Find every line of the records that has "content" and return it.

++++++

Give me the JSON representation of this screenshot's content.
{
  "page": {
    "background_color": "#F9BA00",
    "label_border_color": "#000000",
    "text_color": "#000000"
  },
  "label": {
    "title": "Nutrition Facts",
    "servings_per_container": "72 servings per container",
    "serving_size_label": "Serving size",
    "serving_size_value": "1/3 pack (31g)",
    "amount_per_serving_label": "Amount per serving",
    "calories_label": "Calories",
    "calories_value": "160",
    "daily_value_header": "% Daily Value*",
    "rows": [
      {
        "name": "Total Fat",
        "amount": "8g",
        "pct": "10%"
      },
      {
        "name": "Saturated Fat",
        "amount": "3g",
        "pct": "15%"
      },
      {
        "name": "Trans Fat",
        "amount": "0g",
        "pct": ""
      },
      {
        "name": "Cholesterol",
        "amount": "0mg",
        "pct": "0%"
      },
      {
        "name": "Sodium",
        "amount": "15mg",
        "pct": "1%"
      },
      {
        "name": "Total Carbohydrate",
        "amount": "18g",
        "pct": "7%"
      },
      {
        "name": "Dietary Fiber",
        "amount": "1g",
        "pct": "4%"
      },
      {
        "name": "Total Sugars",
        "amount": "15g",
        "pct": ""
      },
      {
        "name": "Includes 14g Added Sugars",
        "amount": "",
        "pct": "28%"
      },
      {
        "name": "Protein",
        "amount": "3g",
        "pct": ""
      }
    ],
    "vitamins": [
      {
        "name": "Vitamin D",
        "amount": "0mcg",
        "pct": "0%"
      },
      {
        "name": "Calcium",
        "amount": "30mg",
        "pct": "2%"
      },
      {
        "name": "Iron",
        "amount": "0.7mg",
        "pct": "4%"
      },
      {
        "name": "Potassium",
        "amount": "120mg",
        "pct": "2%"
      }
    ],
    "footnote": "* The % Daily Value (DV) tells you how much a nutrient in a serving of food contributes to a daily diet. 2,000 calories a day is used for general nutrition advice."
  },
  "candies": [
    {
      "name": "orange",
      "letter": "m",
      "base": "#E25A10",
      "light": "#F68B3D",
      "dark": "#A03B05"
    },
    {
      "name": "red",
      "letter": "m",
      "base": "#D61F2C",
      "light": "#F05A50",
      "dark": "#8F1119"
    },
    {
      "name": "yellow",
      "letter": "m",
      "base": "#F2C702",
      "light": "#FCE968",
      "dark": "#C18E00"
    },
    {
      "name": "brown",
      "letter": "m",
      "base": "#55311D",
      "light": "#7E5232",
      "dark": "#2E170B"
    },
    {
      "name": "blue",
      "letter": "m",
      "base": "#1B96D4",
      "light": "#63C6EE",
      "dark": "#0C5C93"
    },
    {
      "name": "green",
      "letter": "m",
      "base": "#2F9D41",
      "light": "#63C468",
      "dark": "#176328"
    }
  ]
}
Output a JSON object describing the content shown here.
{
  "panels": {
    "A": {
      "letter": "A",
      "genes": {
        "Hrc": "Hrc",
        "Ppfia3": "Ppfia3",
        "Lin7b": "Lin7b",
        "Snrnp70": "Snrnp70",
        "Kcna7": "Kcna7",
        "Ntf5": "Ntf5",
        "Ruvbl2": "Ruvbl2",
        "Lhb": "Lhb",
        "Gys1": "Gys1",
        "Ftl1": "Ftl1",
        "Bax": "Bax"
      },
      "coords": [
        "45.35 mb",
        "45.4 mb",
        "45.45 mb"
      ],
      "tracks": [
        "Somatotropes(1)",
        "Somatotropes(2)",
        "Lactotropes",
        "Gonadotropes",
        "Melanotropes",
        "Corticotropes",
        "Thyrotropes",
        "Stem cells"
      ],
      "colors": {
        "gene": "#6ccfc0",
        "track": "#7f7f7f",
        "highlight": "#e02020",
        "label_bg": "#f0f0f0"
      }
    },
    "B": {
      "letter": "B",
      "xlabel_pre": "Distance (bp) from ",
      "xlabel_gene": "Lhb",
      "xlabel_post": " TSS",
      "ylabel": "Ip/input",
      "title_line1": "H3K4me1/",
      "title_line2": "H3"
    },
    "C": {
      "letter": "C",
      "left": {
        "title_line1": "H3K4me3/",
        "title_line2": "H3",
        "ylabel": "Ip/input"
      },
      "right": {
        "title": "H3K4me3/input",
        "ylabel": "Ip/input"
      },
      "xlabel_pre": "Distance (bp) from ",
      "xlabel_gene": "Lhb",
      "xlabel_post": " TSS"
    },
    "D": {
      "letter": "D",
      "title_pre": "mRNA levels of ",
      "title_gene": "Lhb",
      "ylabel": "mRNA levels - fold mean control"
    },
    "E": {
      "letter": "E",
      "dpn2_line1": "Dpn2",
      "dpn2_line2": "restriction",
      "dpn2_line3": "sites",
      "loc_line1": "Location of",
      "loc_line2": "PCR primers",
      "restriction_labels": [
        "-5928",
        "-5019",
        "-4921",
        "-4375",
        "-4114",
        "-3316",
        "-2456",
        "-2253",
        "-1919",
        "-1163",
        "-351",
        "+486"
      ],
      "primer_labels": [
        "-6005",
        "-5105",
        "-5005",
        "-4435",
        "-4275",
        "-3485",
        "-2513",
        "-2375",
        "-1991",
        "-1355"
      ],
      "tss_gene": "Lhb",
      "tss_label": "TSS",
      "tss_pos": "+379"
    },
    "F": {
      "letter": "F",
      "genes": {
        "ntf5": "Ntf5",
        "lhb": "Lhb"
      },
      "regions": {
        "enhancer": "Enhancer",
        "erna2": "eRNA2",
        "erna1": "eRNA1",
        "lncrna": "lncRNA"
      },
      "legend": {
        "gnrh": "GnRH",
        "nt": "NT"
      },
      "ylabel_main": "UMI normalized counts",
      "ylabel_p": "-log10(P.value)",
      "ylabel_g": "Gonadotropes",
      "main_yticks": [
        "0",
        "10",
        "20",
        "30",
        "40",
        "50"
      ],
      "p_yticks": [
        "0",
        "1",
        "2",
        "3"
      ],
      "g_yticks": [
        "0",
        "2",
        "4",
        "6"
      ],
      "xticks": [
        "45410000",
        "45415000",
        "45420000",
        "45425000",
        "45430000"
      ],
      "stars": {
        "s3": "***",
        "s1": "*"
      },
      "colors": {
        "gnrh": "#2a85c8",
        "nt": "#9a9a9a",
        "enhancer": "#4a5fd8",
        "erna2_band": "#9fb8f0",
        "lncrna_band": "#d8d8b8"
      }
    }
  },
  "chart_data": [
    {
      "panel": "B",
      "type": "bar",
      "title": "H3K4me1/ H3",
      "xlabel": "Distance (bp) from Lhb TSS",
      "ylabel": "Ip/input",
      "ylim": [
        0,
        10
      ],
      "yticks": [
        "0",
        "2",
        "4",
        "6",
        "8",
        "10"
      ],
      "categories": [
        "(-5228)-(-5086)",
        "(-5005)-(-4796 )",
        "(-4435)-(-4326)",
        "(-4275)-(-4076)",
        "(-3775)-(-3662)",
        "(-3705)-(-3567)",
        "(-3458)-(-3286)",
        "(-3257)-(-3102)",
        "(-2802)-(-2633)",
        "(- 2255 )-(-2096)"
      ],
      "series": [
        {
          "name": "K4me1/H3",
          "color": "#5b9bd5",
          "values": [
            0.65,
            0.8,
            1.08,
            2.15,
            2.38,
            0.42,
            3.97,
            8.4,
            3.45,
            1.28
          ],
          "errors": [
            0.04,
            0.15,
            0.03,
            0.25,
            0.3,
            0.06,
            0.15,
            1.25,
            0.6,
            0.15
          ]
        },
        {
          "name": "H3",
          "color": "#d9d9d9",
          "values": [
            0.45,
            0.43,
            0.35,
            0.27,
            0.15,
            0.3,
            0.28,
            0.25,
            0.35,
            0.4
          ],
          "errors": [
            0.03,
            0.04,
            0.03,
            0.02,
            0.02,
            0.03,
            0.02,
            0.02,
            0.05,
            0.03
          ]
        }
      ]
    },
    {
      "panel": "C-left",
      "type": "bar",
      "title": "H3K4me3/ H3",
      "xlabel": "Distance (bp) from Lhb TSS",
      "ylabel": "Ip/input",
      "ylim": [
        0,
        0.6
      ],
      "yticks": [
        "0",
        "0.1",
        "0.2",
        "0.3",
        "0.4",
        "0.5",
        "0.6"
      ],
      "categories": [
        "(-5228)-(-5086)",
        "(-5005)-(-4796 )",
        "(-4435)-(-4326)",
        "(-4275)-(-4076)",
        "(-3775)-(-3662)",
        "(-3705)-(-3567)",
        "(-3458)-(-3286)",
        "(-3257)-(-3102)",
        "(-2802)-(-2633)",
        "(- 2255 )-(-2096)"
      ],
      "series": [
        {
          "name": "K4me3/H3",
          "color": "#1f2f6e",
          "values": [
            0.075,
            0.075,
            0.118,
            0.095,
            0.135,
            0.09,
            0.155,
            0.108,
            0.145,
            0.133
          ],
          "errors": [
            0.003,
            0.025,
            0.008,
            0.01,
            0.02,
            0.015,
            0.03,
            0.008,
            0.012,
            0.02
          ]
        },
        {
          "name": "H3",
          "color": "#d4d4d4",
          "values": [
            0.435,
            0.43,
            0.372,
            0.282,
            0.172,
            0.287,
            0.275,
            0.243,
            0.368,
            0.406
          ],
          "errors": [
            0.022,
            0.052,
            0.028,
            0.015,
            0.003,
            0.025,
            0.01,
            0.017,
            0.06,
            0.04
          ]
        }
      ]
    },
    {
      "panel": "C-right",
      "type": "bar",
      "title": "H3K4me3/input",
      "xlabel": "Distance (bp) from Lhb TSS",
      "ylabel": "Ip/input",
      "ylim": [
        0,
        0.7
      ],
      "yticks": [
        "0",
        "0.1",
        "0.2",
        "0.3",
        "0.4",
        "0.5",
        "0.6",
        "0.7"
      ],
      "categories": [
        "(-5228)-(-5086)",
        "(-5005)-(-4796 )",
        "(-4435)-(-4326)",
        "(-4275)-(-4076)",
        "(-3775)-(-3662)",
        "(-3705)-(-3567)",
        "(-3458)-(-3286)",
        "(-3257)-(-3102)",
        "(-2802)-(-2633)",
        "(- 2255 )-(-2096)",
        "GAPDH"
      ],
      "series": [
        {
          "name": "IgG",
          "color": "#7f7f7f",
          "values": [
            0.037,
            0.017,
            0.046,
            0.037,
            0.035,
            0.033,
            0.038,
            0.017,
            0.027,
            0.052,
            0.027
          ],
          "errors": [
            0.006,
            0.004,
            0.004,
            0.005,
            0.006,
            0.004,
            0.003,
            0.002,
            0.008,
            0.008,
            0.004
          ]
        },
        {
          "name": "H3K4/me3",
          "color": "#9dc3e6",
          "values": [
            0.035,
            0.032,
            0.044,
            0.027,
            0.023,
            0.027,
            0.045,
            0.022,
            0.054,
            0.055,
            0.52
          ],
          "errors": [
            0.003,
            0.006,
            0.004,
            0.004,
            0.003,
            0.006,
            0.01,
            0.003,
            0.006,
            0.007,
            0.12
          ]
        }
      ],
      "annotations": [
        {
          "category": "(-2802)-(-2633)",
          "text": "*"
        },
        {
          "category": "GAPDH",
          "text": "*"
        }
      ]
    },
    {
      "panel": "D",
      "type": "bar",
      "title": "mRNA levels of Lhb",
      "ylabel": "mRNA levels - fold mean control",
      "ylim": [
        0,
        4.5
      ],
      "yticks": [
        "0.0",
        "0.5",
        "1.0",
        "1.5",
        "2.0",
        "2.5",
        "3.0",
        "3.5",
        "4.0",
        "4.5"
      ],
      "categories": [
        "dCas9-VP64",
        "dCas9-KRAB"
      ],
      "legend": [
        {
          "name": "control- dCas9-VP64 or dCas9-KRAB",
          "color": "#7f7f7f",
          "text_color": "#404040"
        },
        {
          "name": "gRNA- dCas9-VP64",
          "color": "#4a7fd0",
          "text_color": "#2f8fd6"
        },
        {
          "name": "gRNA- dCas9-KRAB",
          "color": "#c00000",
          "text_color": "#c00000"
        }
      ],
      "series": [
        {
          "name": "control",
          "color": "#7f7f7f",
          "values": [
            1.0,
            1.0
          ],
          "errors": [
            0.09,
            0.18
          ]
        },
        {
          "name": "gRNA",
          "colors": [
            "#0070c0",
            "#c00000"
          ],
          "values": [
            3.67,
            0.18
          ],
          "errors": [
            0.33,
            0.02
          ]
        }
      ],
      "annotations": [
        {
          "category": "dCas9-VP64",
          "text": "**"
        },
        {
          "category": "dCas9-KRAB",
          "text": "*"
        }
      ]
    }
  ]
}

++++++

[Result for this task]
Give me the JSON representation of this screenshot's content.
Output a JSON object describing the content shown here.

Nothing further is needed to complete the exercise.